- [Prompt]
Reproduce the records unchanged, from their first line through the line containing "x-tick-label: 8: [298, 526, 306, 541]".

- [Data supplied]
··········
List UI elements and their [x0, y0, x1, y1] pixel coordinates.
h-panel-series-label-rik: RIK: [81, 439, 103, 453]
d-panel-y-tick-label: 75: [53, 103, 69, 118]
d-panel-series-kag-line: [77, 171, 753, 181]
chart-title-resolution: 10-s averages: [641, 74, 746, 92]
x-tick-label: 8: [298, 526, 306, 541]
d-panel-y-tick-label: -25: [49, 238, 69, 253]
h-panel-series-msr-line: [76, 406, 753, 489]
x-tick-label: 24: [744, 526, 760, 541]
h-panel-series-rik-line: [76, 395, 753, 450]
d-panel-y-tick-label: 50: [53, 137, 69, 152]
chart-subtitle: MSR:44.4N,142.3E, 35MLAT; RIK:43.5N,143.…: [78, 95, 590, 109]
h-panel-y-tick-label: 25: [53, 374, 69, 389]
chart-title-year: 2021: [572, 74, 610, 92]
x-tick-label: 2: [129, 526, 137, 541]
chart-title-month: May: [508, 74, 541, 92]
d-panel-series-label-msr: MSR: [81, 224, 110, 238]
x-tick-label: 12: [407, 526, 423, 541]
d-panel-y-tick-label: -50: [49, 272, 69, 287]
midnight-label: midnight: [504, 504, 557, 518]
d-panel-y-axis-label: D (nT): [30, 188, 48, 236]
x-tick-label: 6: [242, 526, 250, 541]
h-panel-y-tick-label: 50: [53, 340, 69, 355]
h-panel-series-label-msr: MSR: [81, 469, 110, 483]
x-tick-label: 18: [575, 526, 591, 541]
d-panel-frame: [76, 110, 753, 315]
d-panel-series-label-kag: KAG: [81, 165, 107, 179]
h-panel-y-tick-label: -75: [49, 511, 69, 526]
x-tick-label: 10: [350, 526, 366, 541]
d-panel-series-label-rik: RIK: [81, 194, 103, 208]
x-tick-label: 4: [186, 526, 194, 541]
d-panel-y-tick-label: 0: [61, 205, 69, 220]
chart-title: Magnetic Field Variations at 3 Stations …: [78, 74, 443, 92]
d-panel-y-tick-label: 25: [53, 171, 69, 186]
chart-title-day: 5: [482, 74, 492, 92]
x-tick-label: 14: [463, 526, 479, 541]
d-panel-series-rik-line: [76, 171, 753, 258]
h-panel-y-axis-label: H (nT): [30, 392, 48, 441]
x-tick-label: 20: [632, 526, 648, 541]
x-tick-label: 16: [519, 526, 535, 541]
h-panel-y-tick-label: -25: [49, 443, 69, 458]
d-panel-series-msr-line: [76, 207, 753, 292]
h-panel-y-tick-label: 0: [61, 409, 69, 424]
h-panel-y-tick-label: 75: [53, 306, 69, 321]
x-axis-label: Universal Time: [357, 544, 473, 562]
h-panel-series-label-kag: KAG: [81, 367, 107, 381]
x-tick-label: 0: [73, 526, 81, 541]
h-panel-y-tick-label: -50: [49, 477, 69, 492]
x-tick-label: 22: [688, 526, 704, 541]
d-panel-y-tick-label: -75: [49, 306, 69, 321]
··········
- [Completed exercise]
List UI elements and their [x0, y0, x1, y1] pixel coordinates.
h-panel-series-label-rik: RIK: [81, 439, 103, 453]
d-panel-y-tick-label: 75: [53, 103, 69, 118]
d-panel-series-kag-line: [77, 171, 753, 181]
chart-title-resolution: 10-s averages: [641, 74, 746, 92]
x-tick-label: 8: [298, 526, 306, 541]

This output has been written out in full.